----- RECORDS FOR THE TASK
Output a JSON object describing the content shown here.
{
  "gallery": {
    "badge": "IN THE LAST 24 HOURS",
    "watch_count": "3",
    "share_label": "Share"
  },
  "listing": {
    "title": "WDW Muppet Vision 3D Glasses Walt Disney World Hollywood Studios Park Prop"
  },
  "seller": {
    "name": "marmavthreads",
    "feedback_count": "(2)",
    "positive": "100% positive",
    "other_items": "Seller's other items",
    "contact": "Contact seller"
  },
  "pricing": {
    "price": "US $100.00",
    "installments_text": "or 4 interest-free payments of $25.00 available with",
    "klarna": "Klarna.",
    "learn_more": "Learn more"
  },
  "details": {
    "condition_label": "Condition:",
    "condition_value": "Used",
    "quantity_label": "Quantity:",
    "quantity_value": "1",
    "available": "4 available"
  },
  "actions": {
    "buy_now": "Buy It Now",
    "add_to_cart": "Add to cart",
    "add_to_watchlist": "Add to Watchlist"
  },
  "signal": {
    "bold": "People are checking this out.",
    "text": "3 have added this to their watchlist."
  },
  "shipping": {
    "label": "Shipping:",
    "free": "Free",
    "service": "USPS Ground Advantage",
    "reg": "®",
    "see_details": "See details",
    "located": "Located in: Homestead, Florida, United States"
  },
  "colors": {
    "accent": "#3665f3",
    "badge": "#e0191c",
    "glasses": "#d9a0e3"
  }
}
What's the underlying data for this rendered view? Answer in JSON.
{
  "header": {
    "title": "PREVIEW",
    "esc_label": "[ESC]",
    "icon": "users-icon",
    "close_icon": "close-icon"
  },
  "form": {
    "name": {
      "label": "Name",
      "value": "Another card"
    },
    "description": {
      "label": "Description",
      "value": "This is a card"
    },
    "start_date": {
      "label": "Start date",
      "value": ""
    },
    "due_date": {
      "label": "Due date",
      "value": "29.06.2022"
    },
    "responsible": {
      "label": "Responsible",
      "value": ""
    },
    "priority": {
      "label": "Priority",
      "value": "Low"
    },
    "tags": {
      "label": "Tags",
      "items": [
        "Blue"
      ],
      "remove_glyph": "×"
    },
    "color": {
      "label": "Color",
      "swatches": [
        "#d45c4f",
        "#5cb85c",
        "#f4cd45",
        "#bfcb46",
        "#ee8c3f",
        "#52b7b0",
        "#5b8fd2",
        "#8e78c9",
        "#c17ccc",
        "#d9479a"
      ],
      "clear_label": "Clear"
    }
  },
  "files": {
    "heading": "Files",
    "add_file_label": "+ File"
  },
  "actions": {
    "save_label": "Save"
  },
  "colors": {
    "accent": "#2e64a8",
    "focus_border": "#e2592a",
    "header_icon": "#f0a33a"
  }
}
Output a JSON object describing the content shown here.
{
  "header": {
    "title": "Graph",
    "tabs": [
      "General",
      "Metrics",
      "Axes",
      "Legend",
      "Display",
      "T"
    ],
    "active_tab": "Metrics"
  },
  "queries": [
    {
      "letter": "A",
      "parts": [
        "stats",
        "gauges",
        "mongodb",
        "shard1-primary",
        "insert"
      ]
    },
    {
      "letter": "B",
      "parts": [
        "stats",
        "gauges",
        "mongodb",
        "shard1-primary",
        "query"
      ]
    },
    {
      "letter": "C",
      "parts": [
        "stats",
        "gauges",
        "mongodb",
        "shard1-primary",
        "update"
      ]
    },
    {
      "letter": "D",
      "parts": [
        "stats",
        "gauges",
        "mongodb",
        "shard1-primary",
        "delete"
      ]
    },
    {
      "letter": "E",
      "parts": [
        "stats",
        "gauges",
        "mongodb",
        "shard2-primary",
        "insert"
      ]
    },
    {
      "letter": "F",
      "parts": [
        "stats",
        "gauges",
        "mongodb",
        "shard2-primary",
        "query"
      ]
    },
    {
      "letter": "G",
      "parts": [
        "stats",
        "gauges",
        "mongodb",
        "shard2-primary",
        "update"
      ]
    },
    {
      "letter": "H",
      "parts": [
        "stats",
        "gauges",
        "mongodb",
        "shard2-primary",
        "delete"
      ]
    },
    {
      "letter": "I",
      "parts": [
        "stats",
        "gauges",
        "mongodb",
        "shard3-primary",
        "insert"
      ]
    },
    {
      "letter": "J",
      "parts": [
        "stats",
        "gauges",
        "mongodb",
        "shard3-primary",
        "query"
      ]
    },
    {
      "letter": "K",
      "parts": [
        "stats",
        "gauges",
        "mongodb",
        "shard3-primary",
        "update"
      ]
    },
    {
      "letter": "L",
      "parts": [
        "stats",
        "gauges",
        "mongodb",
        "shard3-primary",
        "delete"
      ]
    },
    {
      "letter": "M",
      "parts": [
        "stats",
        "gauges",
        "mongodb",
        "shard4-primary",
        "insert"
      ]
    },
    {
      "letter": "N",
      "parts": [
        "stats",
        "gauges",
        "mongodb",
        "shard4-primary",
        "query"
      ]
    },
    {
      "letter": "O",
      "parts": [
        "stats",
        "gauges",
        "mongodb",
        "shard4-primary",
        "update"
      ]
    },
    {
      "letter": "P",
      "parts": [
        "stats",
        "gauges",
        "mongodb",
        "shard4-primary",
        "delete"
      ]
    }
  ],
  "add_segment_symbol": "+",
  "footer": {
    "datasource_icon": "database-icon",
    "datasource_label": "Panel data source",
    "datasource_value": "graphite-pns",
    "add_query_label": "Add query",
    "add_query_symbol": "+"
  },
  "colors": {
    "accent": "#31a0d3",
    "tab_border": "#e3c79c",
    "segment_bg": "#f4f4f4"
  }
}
----------
*TASK DETAILS:*
Retype the whole listing, matching it exactly.

*WRITTEN RESPONSE:*
Output a JSON object describing the content shown here.
{
  "gallery": {
    "badge": "IN THE LAST 24 HOURS",
    "watch_count": "3",
    "share_label": "Share"
  },
  "listing": {
    "title": "WDW Muppet Vision 3D Glasses Walt Disney World Hollywood Studios Park Prop"
  },
  "seller": {
    "name": "marmavthreads",
    "feedback_count": "(2)",
    "positive": "100% positive",
    "other_items": "Seller's other items",
    "contact": "Contact seller"
  },
  "pricing": {
    "price": "US $100.00",
    "installments_text": "or 4 interest-free payments of $25.00 available with",
    "klarna": "Klarna.",
    "learn_more": "Learn more"
  },
  "details": {
    "condition_label": "Condition:",
    "condition_value": "Used",
    "quantity_label": "Quantity:",
    "quantity_value": "1",
    "available": "4 available"
  },
  "actions": {
    "buy_now": "Buy It Now",
    "add_to_cart": "Add to cart",
    "add_to_watchlist": "Add to Watchlist"
  },
  "signal": {
    "bold": "People are checking this out.",
    "text": "3 have added this to their watchlist."
  },
  "shipping": {
    "label": "Shipping:",
    "free": "Free",
    "service": "USPS Ground Advantage",
    "reg": "®",
    "see_details": "See details",
    "located": "Located in: Homestead, Florida, United States"
  },
  "colors": {
    "accent": "#3665f3",
    "badge": "#e0191c",
    "glasses": "#d9a0e3"
  }
}
What's the underlying data for this rendered view? Answer in JSON.
{
  "header": {
    "title": "PREVIEW",
    "esc_label": "[ESC]",
    "icon": "users-icon",
    "close_icon": "close-icon"
  },
  "form": {
    "name": {
      "label": "Name",
      "value": "Another card"
    },
    "description": {
      "label": "Description",
      "value": "This is a card"
    },
    "start_date": {
      "label": "Start date",
      "value": ""
    },
    "due_date": {
      "label": "Due date",
      "value": "29.06.2022"
    },
    "responsible": {
      "label": "Responsible",
      "value": ""
    },
    "priority": {
      "label": "Priority",
      "value": "Low"
    },
    "tags": {
      "label": "Tags",
      "items": [
        "Blue"
      ],
      "remove_glyph": "×"
    },
    "color": {
      "label": "Color",
      "swatches": [
        "#d45c4f",
        "#5cb85c",
        "#f4cd45",
        "#bfcb46",
        "#ee8c3f",
        "#52b7b0",
        "#5b8fd2",
        "#8e78c9",
        "#c17ccc",
        "#d9479a"
      ],
      "clear_label": "Clear"
    }
  },
  "files": {
    "heading": "Files",
    "add_file_label": "+ File"
  },
  "actions": {
    "save_label": "Save"
  },
  "colors": {
    "accent": "#2e64a8",
    "focus_border": "#e2592a",
    "header_icon": "#f0a33a"
  }
}
Output a JSON object describing the content shown here.
{
  "header": {
    "title": "Graph",
    "tabs": [
      "General",
      "Metrics",
      "Axes",
      "Legend",
      "Display",
      "T"
    ],
    "active_tab": "Metrics"
  },
  "queries": [
    {
      "letter": "A",
      "parts": [
        "stats",
        "gauges",
        "mongodb",
        "shard1-primary",
        "insert"
      ]
    },
    {
      "letter": "B",
      "parts": [
        "stats",
        "gauges",
        "mongodb",
        "shard1-primary",
        "query"
      ]
    },
    {
      "letter": "C",
      "parts": [
        "stats",
        "gauges",
        "mongodb",
        "shard1-primary",
        "update"
      ]
    },
    {
      "letter": "D",
      "parts": [
        "stats",
        "gauges",
        "mongodb",
        "shard1-primary",
        "delete"
      ]
    },
    {
      "letter": "E",
      "parts": [
        "stats",
        "gauges",
        "mongodb",
        "shard2-primary",
        "insert"
      ]
    },
    {
      "letter": "F",
      "parts": [
        "stats",
        "gauges",
        "mongodb",
        "shard2-primary",
        "query"
      ]
    },
    {
      "letter": "G",
      "parts": [
        "stats",
        "gauges",
        "mongodb",
        "shard2-primary",
        "update"
      ]
    },
    {
      "letter": "H",
      "parts": [
        "stats",
        "gauges",
        "mongodb",
        "shard2-primary",
        "delete"
      ]
    },
    {
      "letter": "I",
      "parts": [
        "stats",
        "gauges",
        "mongodb",
        "shard3-primary",
        "insert"
      ]
    },
    {
      "letter": "J",
      "parts": [
        "stats",
        "gauges",
        "mongodb",
        "shard3-primary",
        "query"
      ]
    },
    {
      "letter": "K",
      "parts": [
        "stats",
        "gauges",
        "mongodb",
        "shard3-primary",
        "update"
      ]
    },
    {
      "letter": "L",
      "parts": [
        "stats",
        "gauges",
        "mongodb",
        "shard3-primary",
        "delete"
      ]
    },
    {
      "letter": "M",
      "parts": [
        "stats",
        "gauges",
        "mongodb",
        "shard4-primary",
        "insert"
      ]
    },
    {
      "letter": "N",
      "parts": [
        "stats",
        "gauges",
        "mongodb",
        "shard4-primary",
        "query"
      ]
    },
    {
      "letter": "O",
      "parts": [
        "stats",
        "gauges",
        "mongodb",
        "shard4-primary",
        "update"
      ]
    },
    {
      "letter": "P",
      "parts": [
        "stats",
        "gauges",
        "mongodb",
        "shard4-primary",
        "delete"
      ]
    }
  ],
  "add_segment_symbol": "+",
  "footer": {
    "datasource_icon": "database-icon",
    "datasource_label": "Panel data source",
    "datasource_value": "graphite-pns",
    "add_query_label": "Add query",
    "add_query_symbol": "+"
  },
  "colors": {
    "accent": "#31a0d3",
    "tab_border": "#e3c79c",
    "segment_bg": "#f4f4f4"
  }
}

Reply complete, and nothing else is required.